*Short problem*. Below is a block of records; reproduce all of them exactly and leave out any pictures.

— Start of Data supplied —

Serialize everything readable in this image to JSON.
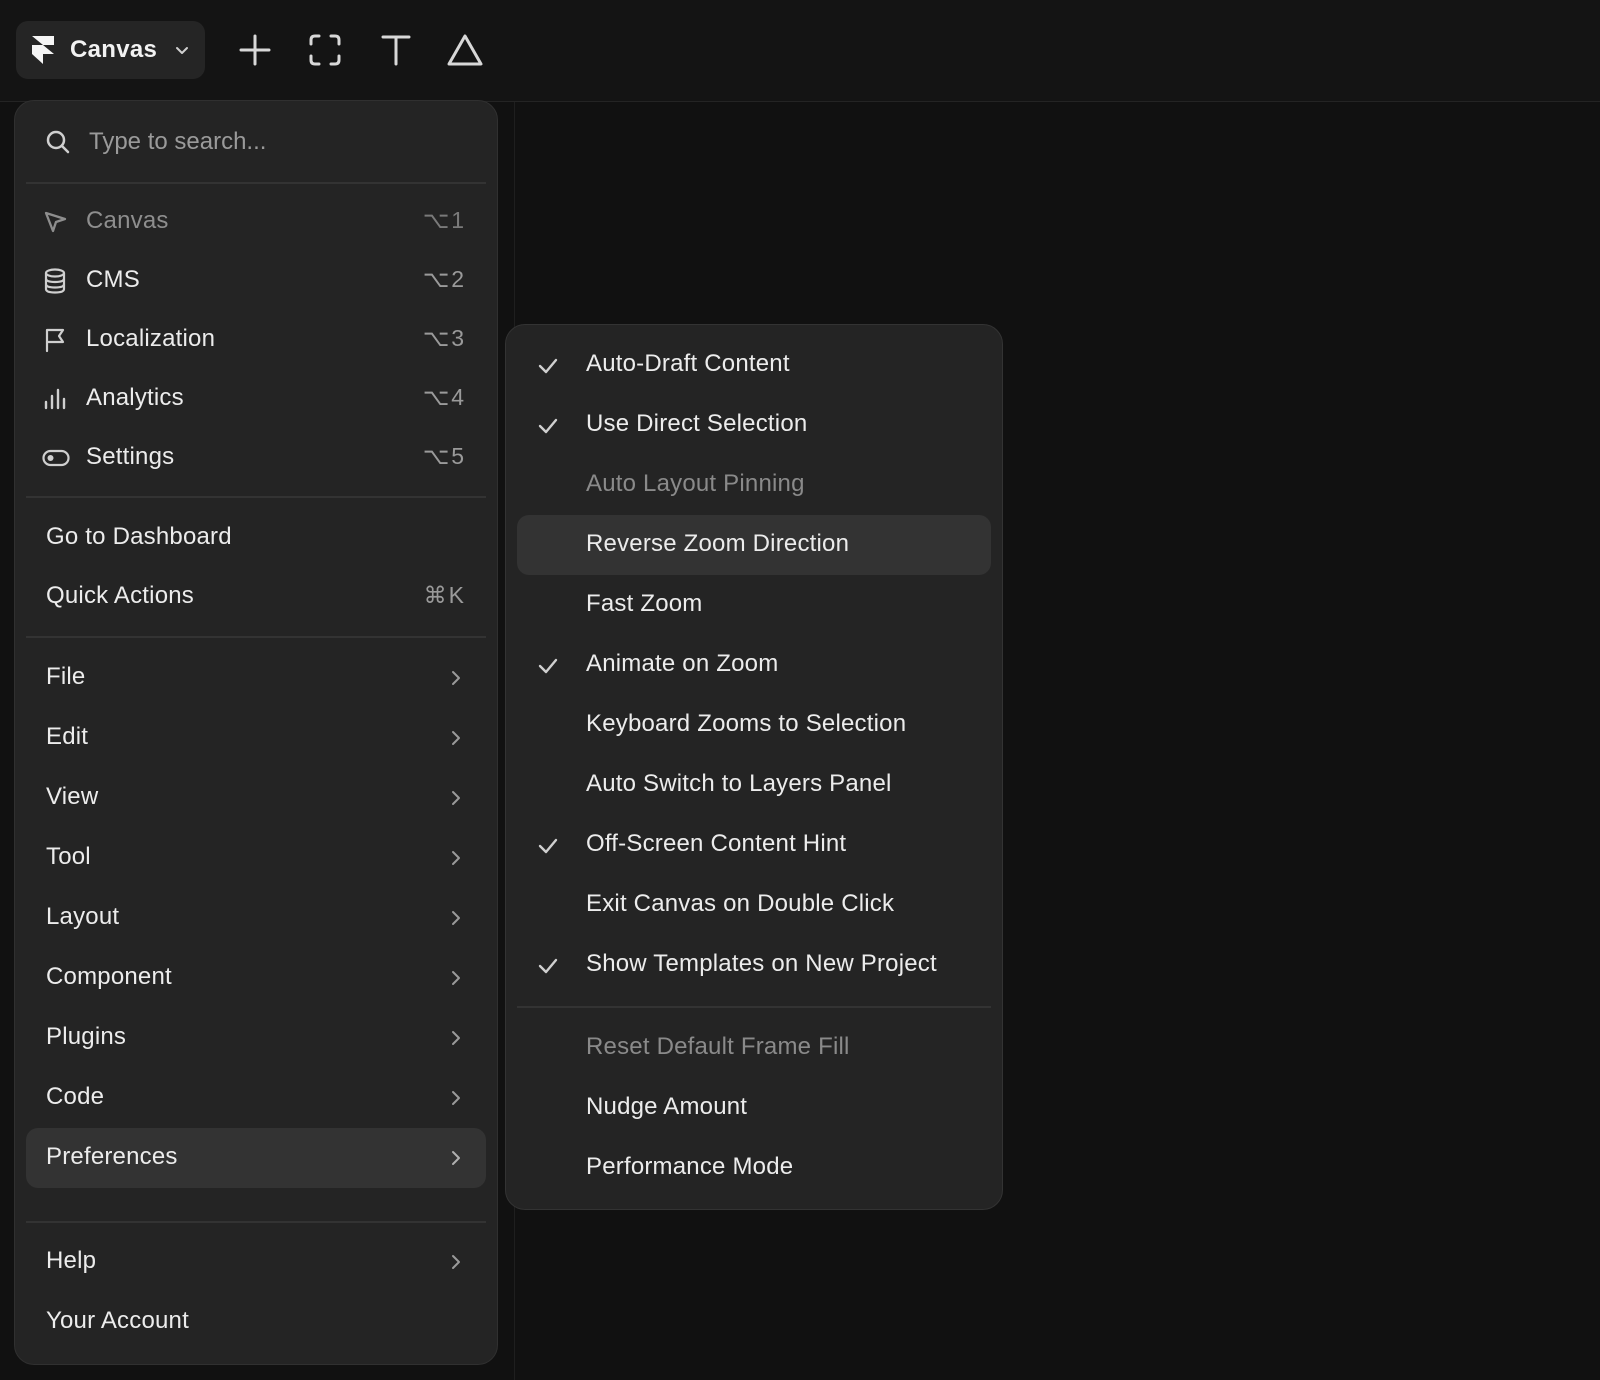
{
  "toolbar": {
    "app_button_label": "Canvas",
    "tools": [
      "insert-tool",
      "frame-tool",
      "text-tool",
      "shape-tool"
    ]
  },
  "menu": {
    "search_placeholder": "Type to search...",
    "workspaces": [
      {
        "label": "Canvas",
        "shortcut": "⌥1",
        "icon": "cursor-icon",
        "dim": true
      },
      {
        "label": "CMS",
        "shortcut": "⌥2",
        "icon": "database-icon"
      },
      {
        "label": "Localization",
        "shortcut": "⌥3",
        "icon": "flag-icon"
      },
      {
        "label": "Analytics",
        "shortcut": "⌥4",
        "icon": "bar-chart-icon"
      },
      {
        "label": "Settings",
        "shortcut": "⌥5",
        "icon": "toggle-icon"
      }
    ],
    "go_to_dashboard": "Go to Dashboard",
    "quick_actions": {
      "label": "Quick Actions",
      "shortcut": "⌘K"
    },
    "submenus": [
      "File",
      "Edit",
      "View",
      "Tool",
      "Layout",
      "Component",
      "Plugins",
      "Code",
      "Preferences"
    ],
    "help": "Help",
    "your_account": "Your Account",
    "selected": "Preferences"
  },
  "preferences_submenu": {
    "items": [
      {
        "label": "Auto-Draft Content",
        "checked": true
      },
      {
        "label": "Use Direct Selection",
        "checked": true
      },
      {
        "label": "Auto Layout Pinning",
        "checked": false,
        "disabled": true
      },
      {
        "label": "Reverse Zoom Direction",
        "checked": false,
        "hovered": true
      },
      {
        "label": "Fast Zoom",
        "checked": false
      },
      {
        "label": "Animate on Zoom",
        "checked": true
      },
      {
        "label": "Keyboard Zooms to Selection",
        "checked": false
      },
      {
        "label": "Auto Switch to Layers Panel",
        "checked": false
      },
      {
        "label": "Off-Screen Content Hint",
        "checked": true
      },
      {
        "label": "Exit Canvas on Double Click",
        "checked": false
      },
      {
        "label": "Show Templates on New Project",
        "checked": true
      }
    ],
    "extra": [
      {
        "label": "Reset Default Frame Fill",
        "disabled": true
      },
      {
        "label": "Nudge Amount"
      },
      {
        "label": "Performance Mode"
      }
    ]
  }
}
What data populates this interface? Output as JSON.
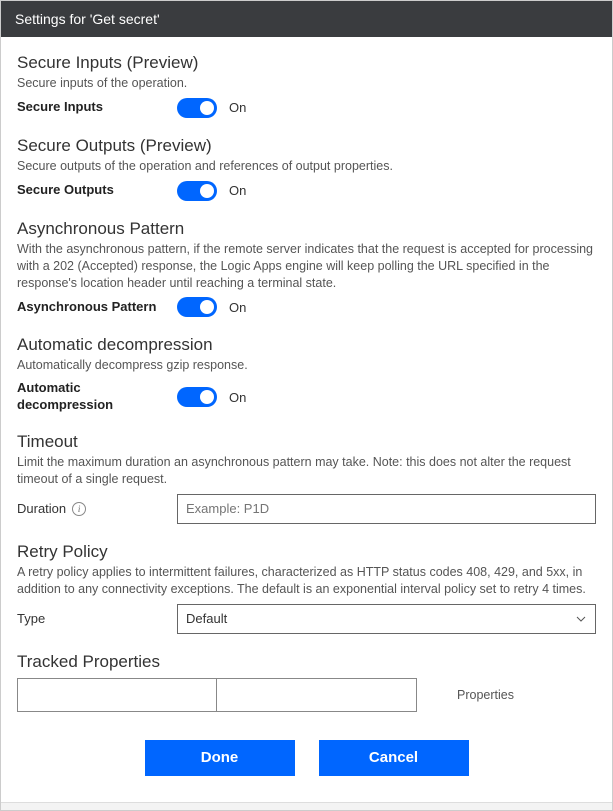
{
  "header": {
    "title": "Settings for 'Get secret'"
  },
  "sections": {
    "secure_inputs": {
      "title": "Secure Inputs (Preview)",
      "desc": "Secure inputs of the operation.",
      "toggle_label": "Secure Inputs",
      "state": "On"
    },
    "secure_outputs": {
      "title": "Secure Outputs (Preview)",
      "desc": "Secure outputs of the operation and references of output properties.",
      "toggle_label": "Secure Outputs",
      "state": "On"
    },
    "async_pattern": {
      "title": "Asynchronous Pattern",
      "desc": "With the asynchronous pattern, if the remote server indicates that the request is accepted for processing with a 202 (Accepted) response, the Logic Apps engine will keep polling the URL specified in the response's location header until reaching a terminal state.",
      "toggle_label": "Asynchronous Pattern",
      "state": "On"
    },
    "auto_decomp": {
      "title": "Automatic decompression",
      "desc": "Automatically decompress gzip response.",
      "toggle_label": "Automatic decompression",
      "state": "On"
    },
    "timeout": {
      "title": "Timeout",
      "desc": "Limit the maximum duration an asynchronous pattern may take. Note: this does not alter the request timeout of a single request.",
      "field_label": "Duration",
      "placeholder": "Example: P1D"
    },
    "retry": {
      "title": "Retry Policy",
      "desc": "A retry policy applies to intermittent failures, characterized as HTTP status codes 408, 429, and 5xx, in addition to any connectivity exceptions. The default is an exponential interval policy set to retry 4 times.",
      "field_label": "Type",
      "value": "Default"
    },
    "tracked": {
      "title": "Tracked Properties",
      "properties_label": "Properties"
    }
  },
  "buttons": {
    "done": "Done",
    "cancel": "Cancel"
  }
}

— End of Data supplied —

*Solution*.
Serialize everything readable in this image to JSON.
{
  "toolbar": {
    "app_button_label": "Canvas",
    "tools": [
      "insert-tool",
      "frame-tool",
      "text-tool",
      "shape-tool"
    ]
  },
  "menu": {
    "search_placeholder": "Type to search...",
    "workspaces": [
      {
        "label": "Canvas",
        "shortcut": "⌥1",
        "icon": "cursor-icon",
        "dim": true
      },
      {
        "label": "CMS",
        "shortcut": "⌥2",
        "icon": "database-icon"
      },
      {
        "label": "Localization",
        "shortcut": "⌥3",
        "icon": "flag-icon"
      },
      {
        "label": "Analytics",
        "shortcut": "⌥4",
        "icon": "bar-chart-icon"
      },
      {
        "label": "Settings",
        "shortcut": "⌥5",
        "icon": "toggle-icon"
      }
    ],
    "go_to_dashboard": "Go to Dashboard",
    "quick_actions": {
      "label": "Quick Actions",
      "shortcut": "⌘K"
    },
    "submenus": [
      "File",
      "Edit",
      "View",
      "Tool",
      "Layout",
      "Component",
      "Plugins",
      "Code",
      "Preferences"
    ],
    "help": "Help",
    "your_account": "Your Account",
    "selected": "Preferences"
  },
  "preferences_submenu": {
    "items": [
      {
        "label": "Auto-Draft Content",
        "checked": true
      },
      {
        "label": "Use Direct Selection",
        "checked": true
      },
      {
        "label": "Auto Layout Pinning",
        "checked": false,
        "disabled": true
      },
      {
        "label": "Reverse Zoom Direction",
        "checked": false,
        "hovered": true
      },
      {
        "label": "Fast Zoom",
        "checked": false
      },
      {
        "label": "Animate on Zoom",
        "checked": true
      },
      {
        "label": "Keyboard Zooms to Selection",
        "checked": false
      },
      {
        "label": "Auto Switch to Layers Panel",
        "checked": false
      },
      {
        "label": "Off-Screen Content Hint",
        "checked": true
      },
      {
        "label": "Exit Canvas on Double Click",
        "checked": false
      },
      {
        "label": "Show Templates on New Project",
        "checked": true
      }
    ],
    "extra": [
      {
        "label": "Reset Default Frame Fill",
        "disabled": true
      },
      {
        "label": "Nudge Amount"
      },
      {
        "label": "Performance Mode"
      }
    ]
  }
}
What data populates this interface? Output as JSON.
{
  "header": {
    "title": "Settings for 'Get secret'"
  },
  "sections": {
    "secure_inputs": {
      "title": "Secure Inputs (Preview)",
      "desc": "Secure inputs of the operation.",
      "toggle_label": "Secure Inputs",
      "state": "On"
    },
    "secure_outputs": {
      "title": "Secure Outputs (Preview)",
      "desc": "Secure outputs of the operation and references of output properties.",
      "toggle_label": "Secure Outputs",
      "state": "On"
    },
    "async_pattern": {
      "title": "Asynchronous Pattern",
      "desc": "With the asynchronous pattern, if the remote server indicates that the request is accepted for processing with a 202 (Accepted) response, the Logic Apps engine will keep polling the URL specified in the response's location header until reaching a terminal state.",
      "toggle_label": "Asynchronous Pattern",
      "state": "On"
    },
    "auto_decomp": {
      "title": "Automatic decompression",
      "desc": "Automatically decompress gzip response.",
      "toggle_label": "Automatic decompression",
      "state": "On"
    },
    "timeout": {
      "title": "Timeout",
      "desc": "Limit the maximum duration an asynchronous pattern may take. Note: this does not alter the request timeout of a single request.",
      "field_label": "Duration",
      "placeholder": "Example: P1D"
    },
    "retry": {
      "title": "Retry Policy",
      "desc": "A retry policy applies to intermittent failures, characterized as HTTP status codes 408, 429, and 5xx, in addition to any connectivity exceptions. The default is an exponential interval policy set to retry 4 times.",
      "field_label": "Type",
      "value": "Default"
    },
    "tracked": {
      "title": "Tracked Properties",
      "properties_label": "Properties"
    }
  },
  "buttons": {
    "done": "Done",
    "cancel": "Cancel"
  }
}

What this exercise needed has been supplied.